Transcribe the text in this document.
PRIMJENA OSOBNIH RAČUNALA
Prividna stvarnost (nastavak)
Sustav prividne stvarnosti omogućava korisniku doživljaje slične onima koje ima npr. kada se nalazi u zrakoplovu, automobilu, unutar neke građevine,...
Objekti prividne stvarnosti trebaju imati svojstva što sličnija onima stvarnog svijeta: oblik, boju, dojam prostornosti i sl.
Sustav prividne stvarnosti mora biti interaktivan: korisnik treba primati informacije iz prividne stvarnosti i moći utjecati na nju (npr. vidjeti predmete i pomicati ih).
^^^^
Which lines include the word "stvarnosti"? List them all.

Sustav prividne stvarnosti omogućava korisniku doživljaje slične onima koje ima npr. kada se nalazi u zrakoplovu, automobilu, unutar neke građevine,...
Objekti prividne stvarnosti trebaju imati svojstva što sličnija onima stvarnog svijeta: oblik, boju, dojam prostornosti i sl.
Sustav prividne stvarnosti mora biti interaktivan: korisnik treba primati informacije iz prividne stvarnosti i moći utjecati na nju (npr. vidjeti predmete i pomicati ih).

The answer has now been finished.